STORED ROWS:

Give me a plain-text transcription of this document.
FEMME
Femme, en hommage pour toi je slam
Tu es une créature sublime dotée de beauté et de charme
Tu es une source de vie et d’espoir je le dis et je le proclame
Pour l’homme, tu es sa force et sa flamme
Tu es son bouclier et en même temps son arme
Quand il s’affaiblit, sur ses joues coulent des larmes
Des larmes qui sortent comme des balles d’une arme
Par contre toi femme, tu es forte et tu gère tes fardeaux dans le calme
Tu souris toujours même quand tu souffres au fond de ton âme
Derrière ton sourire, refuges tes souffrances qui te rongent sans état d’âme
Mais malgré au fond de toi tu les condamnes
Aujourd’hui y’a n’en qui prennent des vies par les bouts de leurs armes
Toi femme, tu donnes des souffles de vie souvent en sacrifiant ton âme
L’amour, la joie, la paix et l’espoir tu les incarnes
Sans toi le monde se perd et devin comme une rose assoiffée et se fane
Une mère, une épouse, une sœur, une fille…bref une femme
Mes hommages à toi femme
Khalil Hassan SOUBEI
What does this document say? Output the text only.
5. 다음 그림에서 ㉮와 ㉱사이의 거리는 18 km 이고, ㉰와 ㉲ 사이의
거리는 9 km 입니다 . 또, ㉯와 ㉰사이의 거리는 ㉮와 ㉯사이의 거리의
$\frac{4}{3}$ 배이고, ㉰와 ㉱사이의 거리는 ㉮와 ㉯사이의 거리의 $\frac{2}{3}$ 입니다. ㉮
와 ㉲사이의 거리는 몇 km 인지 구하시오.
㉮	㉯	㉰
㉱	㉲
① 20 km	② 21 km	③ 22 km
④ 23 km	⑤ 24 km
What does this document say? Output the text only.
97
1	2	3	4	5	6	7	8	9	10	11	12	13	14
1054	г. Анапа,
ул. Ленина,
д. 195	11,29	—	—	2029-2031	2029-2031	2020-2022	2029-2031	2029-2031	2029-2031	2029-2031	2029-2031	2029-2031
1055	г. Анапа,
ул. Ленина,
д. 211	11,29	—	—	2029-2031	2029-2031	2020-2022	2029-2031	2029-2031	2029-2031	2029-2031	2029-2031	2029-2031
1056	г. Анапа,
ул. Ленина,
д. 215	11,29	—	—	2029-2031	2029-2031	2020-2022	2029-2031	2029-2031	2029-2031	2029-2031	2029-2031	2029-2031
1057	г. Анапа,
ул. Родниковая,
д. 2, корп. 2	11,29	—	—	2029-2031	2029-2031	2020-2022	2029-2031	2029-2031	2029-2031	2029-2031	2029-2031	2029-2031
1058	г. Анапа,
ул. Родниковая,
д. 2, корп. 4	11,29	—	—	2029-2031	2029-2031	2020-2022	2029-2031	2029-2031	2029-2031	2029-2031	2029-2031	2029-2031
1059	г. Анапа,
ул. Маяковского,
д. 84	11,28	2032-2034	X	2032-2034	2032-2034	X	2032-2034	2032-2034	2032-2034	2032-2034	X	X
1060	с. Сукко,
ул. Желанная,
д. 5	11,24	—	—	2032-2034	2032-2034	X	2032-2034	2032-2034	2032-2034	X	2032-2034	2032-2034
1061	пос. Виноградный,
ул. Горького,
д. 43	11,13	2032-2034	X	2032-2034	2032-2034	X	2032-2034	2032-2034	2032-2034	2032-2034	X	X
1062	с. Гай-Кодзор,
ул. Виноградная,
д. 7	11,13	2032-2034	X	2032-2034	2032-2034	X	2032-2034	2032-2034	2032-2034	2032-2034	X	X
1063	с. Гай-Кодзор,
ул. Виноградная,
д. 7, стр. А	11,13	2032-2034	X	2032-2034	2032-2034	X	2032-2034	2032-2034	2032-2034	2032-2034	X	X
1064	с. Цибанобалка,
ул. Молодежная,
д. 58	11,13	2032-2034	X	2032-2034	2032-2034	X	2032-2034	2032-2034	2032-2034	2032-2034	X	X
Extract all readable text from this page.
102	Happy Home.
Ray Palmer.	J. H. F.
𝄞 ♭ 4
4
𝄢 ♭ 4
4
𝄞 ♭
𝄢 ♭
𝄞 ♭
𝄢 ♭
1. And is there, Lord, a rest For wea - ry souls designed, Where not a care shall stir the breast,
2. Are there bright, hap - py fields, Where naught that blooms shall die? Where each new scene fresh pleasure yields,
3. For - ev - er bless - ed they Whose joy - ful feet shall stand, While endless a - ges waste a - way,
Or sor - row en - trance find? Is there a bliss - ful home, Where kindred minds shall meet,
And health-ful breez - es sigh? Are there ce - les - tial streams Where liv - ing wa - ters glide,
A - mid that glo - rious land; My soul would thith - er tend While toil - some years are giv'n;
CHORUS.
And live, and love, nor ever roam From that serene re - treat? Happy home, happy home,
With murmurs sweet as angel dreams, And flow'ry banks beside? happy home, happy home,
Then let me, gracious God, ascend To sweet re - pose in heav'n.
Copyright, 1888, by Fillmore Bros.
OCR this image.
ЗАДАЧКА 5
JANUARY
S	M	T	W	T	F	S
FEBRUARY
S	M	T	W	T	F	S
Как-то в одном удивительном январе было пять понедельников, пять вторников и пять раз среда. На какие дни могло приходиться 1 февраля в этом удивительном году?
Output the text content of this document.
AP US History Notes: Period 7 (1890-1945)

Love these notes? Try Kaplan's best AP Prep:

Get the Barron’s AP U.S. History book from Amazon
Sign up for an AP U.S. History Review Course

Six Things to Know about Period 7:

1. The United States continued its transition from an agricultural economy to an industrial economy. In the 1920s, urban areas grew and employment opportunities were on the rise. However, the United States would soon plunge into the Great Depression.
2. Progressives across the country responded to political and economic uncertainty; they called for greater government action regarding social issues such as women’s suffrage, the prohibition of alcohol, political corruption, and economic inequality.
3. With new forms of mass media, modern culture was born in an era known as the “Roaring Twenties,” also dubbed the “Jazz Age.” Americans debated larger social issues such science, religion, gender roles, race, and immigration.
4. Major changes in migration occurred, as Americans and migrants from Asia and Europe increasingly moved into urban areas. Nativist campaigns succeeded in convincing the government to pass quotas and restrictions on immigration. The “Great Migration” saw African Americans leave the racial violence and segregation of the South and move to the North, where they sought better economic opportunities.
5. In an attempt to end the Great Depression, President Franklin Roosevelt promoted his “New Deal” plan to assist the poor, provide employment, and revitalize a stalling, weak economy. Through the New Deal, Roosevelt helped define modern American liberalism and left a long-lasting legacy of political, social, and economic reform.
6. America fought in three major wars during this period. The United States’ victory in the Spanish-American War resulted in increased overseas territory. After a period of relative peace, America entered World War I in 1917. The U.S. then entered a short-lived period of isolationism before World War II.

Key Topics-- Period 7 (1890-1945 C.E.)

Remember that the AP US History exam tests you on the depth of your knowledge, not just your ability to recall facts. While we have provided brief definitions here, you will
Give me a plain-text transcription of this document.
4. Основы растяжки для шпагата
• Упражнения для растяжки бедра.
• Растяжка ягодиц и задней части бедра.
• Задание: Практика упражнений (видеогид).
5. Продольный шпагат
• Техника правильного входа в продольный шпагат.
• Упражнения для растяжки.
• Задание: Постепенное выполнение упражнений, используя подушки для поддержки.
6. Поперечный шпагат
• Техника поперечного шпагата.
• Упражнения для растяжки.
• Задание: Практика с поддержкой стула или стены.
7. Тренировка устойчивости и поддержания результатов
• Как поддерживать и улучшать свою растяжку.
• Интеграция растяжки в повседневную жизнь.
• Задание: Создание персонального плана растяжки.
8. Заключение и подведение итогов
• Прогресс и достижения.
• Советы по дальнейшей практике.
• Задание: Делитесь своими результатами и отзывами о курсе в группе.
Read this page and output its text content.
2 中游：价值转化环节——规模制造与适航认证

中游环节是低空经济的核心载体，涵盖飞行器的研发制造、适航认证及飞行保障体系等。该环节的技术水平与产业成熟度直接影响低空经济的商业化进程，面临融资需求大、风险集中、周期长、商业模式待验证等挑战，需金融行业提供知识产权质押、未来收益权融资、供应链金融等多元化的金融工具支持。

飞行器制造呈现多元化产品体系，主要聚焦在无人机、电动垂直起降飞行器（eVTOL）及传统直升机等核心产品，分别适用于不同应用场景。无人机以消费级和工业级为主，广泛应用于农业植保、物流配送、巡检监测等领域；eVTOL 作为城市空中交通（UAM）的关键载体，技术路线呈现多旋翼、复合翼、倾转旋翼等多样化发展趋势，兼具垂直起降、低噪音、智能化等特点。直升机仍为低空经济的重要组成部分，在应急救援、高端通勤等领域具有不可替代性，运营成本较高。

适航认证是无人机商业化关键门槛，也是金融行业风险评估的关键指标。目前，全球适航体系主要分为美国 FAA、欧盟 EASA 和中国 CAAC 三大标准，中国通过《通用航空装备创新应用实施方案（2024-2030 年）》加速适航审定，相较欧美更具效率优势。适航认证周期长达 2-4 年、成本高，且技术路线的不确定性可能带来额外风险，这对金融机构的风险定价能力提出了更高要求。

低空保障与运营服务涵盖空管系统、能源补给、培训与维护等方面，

WHAT THE EXERCISE ASKS: Show every line in the entries where the string "Задание" occurs.

OUTPUT FOR THIS TASK:
• Задание: Практика упражнений (видеогид).
• Задание: Постепенное выполнение упражнений, используя подушки для поддержки.
• Задание: Практика с поддержкой стула или стены.
• Задание: Создание персонального плана растяжки.
• Задание: Делитесь своими результатами и отзывами о курсе в группе.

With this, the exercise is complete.